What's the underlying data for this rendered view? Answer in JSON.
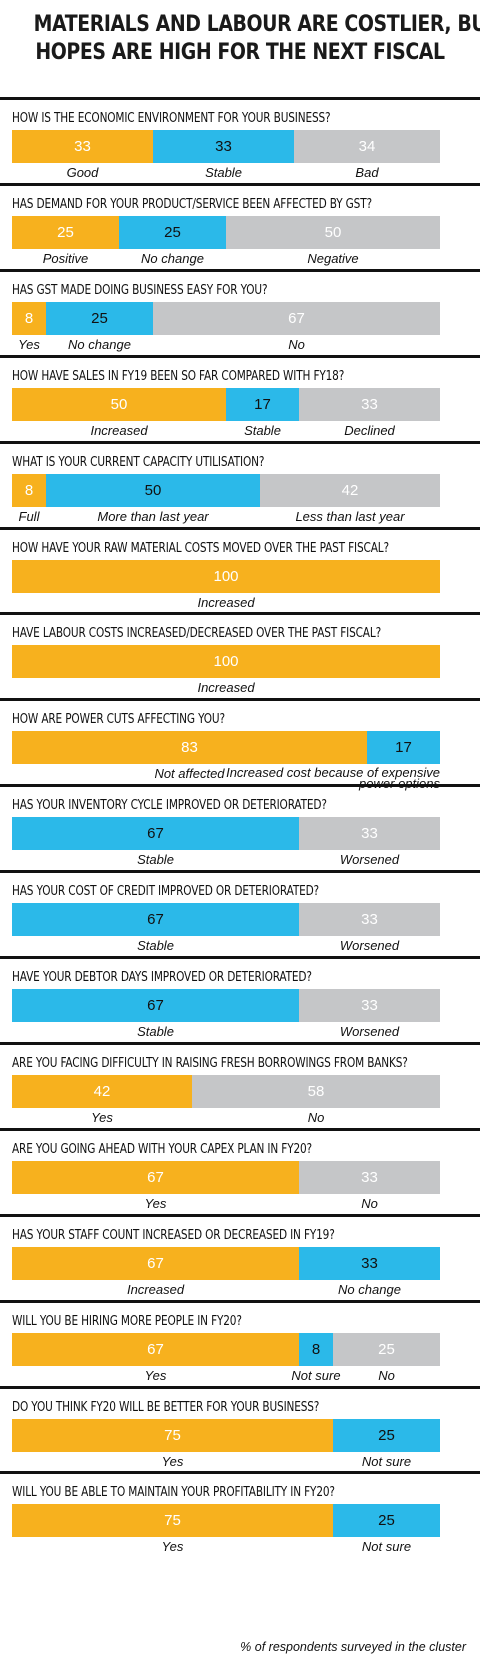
{
  "title_line1": "MATERIALS AND LABOUR ARE COSTLIER, BUT",
  "title_line2": "HOPES ARE HIGH FOR THE NEXT FISCAL",
  "footnote": "% of respondents surveyed in the cluster",
  "colors": {
    "orange": "#F7B11E",
    "blue": "#2BB9E9",
    "grey": "#C5C6C8"
  },
  "chart_data": {
    "type": "bar",
    "orientation": "horizontal-stacked-100",
    "questions": [
      {
        "question": "HOW IS THE ECONOMIC ENVIRONMENT FOR YOUR BUSINESS?",
        "segments": [
          {
            "value": 33,
            "label": "Good",
            "color": "orange"
          },
          {
            "value": 33,
            "label": "Stable",
            "color": "blue"
          },
          {
            "value": 34,
            "label": "Bad",
            "color": "grey"
          }
        ]
      },
      {
        "question": "HAS DEMAND FOR YOUR PRODUCT/SERVICE BEEN AFFECTED BY GST?",
        "segments": [
          {
            "value": 25,
            "label": "Positive",
            "color": "orange"
          },
          {
            "value": 25,
            "label": "No change",
            "color": "blue"
          },
          {
            "value": 50,
            "label": "Negative",
            "color": "grey"
          }
        ]
      },
      {
        "question": "HAS GST MADE DOING BUSINESS EASY FOR YOU?",
        "segments": [
          {
            "value": 8,
            "label": "Yes",
            "color": "orange"
          },
          {
            "value": 25,
            "label": "No change",
            "color": "blue"
          },
          {
            "value": 67,
            "label": "No",
            "color": "grey"
          }
        ]
      },
      {
        "question": "HOW HAVE SALES IN FY19 BEEN SO FAR COMPARED WITH FY18?",
        "segments": [
          {
            "value": 50,
            "label": "Increased",
            "color": "orange"
          },
          {
            "value": 17,
            "label": "Stable",
            "color": "blue"
          },
          {
            "value": 33,
            "label": "Declined",
            "color": "grey"
          }
        ]
      },
      {
        "question": "WHAT IS YOUR CURRENT CAPACITY UTILISATION?",
        "segments": [
          {
            "value": 8,
            "label": "Full",
            "color": "orange"
          },
          {
            "value": 50,
            "label": "More than last year",
            "color": "blue"
          },
          {
            "value": 42,
            "label": "Less than last year",
            "color": "grey"
          }
        ]
      },
      {
        "question": "HOW HAVE YOUR RAW MATERIAL COSTS MOVED OVER THE PAST FISCAL?",
        "segments": [
          {
            "value": 100,
            "label": "Increased",
            "color": "orange"
          }
        ]
      },
      {
        "question": "HAVE LABOUR COSTS INCREASED/DECREASED OVER THE PAST FISCAL?",
        "segments": [
          {
            "value": 100,
            "label": "Increased",
            "color": "orange"
          }
        ]
      },
      {
        "question": "HOW ARE POWER CUTS AFFECTING YOU?",
        "segments": [
          {
            "value": 83,
            "label": "Not affected",
            "color": "orange"
          },
          {
            "value": 17,
            "label": "Increased cost because of expensive",
            "label2": "power options",
            "color": "blue"
          }
        ]
      },
      {
        "question": "HAS YOUR INVENTORY CYCLE IMPROVED OR DETERIORATED?",
        "segments": [
          {
            "value": 67,
            "label": "Stable",
            "color": "blue"
          },
          {
            "value": 33,
            "label": "Worsened",
            "color": "grey"
          }
        ]
      },
      {
        "question": "HAS YOUR COST OF CREDIT IMPROVED OR DETERIORATED?",
        "segments": [
          {
            "value": 67,
            "label": "Stable",
            "color": "blue"
          },
          {
            "value": 33,
            "label": "Worsened",
            "color": "grey"
          }
        ]
      },
      {
        "question": "HAVE YOUR DEBTOR DAYS IMPROVED OR DETERIORATED?",
        "segments": [
          {
            "value": 67,
            "label": "Stable",
            "color": "blue"
          },
          {
            "value": 33,
            "label": "Worsened",
            "color": "grey"
          }
        ]
      },
      {
        "question": "ARE YOU FACING DIFFICULTY IN RAISING FRESH BORROWINGS FROM BANKS?",
        "segments": [
          {
            "value": 42,
            "label": "Yes",
            "color": "orange"
          },
          {
            "value": 58,
            "label": "No",
            "color": "grey"
          }
        ]
      },
      {
        "question": "ARE YOU GOING AHEAD WITH YOUR CAPEX PLAN IN FY20?",
        "segments": [
          {
            "value": 67,
            "label": "Yes",
            "color": "orange"
          },
          {
            "value": 33,
            "label": "No",
            "color": "grey"
          }
        ]
      },
      {
        "question": "HAS YOUR STAFF COUNT INCREASED OR DECREASED IN FY19?",
        "segments": [
          {
            "value": 67,
            "label": "Increased",
            "color": "orange"
          },
          {
            "value": 33,
            "label": "No change",
            "color": "blue"
          }
        ]
      },
      {
        "question": "WILL YOU BE HIRING MORE PEOPLE IN FY20?",
        "segments": [
          {
            "value": 67,
            "label": "Yes",
            "color": "orange"
          },
          {
            "value": 8,
            "label": "Not sure",
            "color": "blue"
          },
          {
            "value": 25,
            "label": "No",
            "color": "grey"
          }
        ]
      },
      {
        "question": "DO YOU THINK FY20 WILL BE BETTER FOR YOUR BUSINESS?",
        "segments": [
          {
            "value": 75,
            "label": "Yes",
            "color": "orange"
          },
          {
            "value": 25,
            "label": "Not sure",
            "color": "blue"
          }
        ]
      },
      {
        "question": "WILL YOU BE ABLE TO MAINTAIN YOUR PROFITABILITY IN FY20?",
        "segments": [
          {
            "value": 75,
            "label": "Yes",
            "color": "orange"
          },
          {
            "value": 25,
            "label": "Not sure",
            "color": "blue"
          }
        ]
      }
    ]
  }
}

+++++

▸ Exercise prompt
Give every line back word for word and leave the pictures out.

▸ Final result
What's the underlying data for this rendered view? Answer in JSON.
{
  "title_line1": "MATERIALS AND LABOUR ARE COSTLIER, BUT",
  "title_line2": "HOPES ARE HIGH FOR THE NEXT FISCAL",
  "footnote": "% of respondents surveyed in the cluster",
  "colors": {
    "orange": "#F7B11E",
    "blue": "#2BB9E9",
    "grey": "#C5C6C8"
  },
  "chart_data": {
    "type": "bar",
    "orientation": "horizontal-stacked-100",
    "questions": [
      {
        "question": "HOW IS THE ECONOMIC ENVIRONMENT FOR YOUR BUSINESS?",
        "segments": [
          {
            "value": 33,
            "label": "Good",
            "color": "orange"
          },
          {
            "value": 33,
            "label": "Stable",
            "color": "blue"
          },
          {
            "value": 34,
            "label": "Bad",
            "color": "grey"
          }
        ]
      },
      {
        "question": "HAS DEMAND FOR YOUR PRODUCT/SERVICE BEEN AFFECTED BY GST?",
        "segments": [
          {
            "value": 25,
            "label": "Positive",
            "color": "orange"
          },
          {
            "value": 25,
            "label": "No change",
            "color": "blue"
          },
          {
            "value": 50,
            "label": "Negative",
            "color": "grey"
          }
        ]
      },
      {
        "question": "HAS GST MADE DOING BUSINESS EASY FOR YOU?",
        "segments": [
          {
            "value": 8,
            "label": "Yes",
            "color": "orange"
          },
          {
            "value": 25,
            "label": "No change",
            "color": "blue"
          },
          {
            "value": 67,
            "label": "No",
            "color": "grey"
          }
        ]
      },
      {
        "question": "HOW HAVE SALES IN FY19 BEEN SO FAR COMPARED WITH FY18?",
        "segments": [
          {
            "value": 50,
            "label": "Increased",
            "color": "orange"
          },
          {
            "value": 17,
            "label": "Stable",
            "color": "blue"
          },
          {
            "value": 33,
            "label": "Declined",
            "color": "grey"
          }
        ]
      },
      {
        "question": "WHAT IS YOUR CURRENT CAPACITY UTILISATION?",
        "segments": [
          {
            "value": 8,
            "label": "Full",
            "color": "orange"
          },
          {
            "value": 50,
            "label": "More than last year",
            "color": "blue"
          },
          {
            "value": 42,
            "label": "Less than last year",
            "color": "grey"
          }
        ]
      },
      {
        "question": "HOW HAVE YOUR RAW MATERIAL COSTS MOVED OVER THE PAST FISCAL?",
        "segments": [
          {
            "value": 100,
            "label": "Increased",
            "color": "orange"
          }
        ]
      },
      {
        "question": "HAVE LABOUR COSTS INCREASED/DECREASED OVER THE PAST FISCAL?",
        "segments": [
          {
            "value": 100,
            "label": "Increased",
            "color": "orange"
          }
        ]
      },
      {
        "question": "HOW ARE POWER CUTS AFFECTING YOU?",
        "segments": [
          {
            "value": 83,
            "label": "Not affected",
            "color": "orange"
          },
          {
            "value": 17,
            "label": "Increased cost because of expensive",
            "label2": "power options",
            "color": "blue"
          }
        ]
      },
      {
        "question": "HAS YOUR INVENTORY CYCLE IMPROVED OR DETERIORATED?",
        "segments": [
          {
            "value": 67,
            "label": "Stable",
            "color": "blue"
          },
          {
            "value": 33,
            "label": "Worsened",
            "color": "grey"
          }
        ]
      },
      {
        "question": "HAS YOUR COST OF CREDIT IMPROVED OR DETERIORATED?",
        "segments": [
          {
            "value": 67,
            "label": "Stable",
            "color": "blue"
          },
          {
            "value": 33,
            "label": "Worsened",
            "color": "grey"
          }
        ]
      },
      {
        "question": "HAVE YOUR DEBTOR DAYS IMPROVED OR DETERIORATED?",
        "segments": [
          {
            "value": 67,
            "label": "Stable",
            "color": "blue"
          },
          {
            "value": 33,
            "label": "Worsened",
            "color": "grey"
          }
        ]
      },
      {
        "question": "ARE YOU FACING DIFFICULTY IN RAISING FRESH BORROWINGS FROM BANKS?",
        "segments": [
          {
            "value": 42,
            "label": "Yes",
            "color": "orange"
          },
          {
            "value": 58,
            "label": "No",
            "color": "grey"
          }
        ]
      },
      {
        "question": "ARE YOU GOING AHEAD WITH YOUR CAPEX PLAN IN FY20?",
        "segments": [
          {
            "value": 67,
            "label": "Yes",
            "color": "orange"
          },
          {
            "value": 33,
            "label": "No",
            "color": "grey"
          }
        ]
      },
      {
        "question": "HAS YOUR STAFF COUNT INCREASED OR DECREASED IN FY19?",
        "segments": [
          {
            "value": 67,
            "label": "Increased",
            "color": "orange"
          },
          {
            "value": 33,
            "label": "No change",
            "color": "blue"
          }
        ]
      },
      {
        "question": "WILL YOU BE HIRING MORE PEOPLE IN FY20?",
        "segments": [
          {
            "value": 67,
            "label": "Yes",
            "color": "orange"
          },
          {
            "value": 8,
            "label": "Not sure",
            "color": "blue"
          },
          {
            "value": 25,
            "label": "No",
            "color": "grey"
          }
        ]
      },
      {
        "question": "DO YOU THINK FY20 WILL BE BETTER FOR YOUR BUSINESS?",
        "segments": [
          {
            "value": 75,
            "label": "Yes",
            "color": "orange"
          },
          {
            "value": 25,
            "label": "Not sure",
            "color": "blue"
          }
        ]
      },
      {
        "question": "WILL YOU BE ABLE TO MAINTAIN YOUR PROFITABILITY IN FY20?",
        "segments": [
          {
            "value": 75,
            "label": "Yes",
            "color": "orange"
          },
          {
            "value": 25,
            "label": "Not sure",
            "color": "blue"
          }
        ]
      }
    ]
  }
}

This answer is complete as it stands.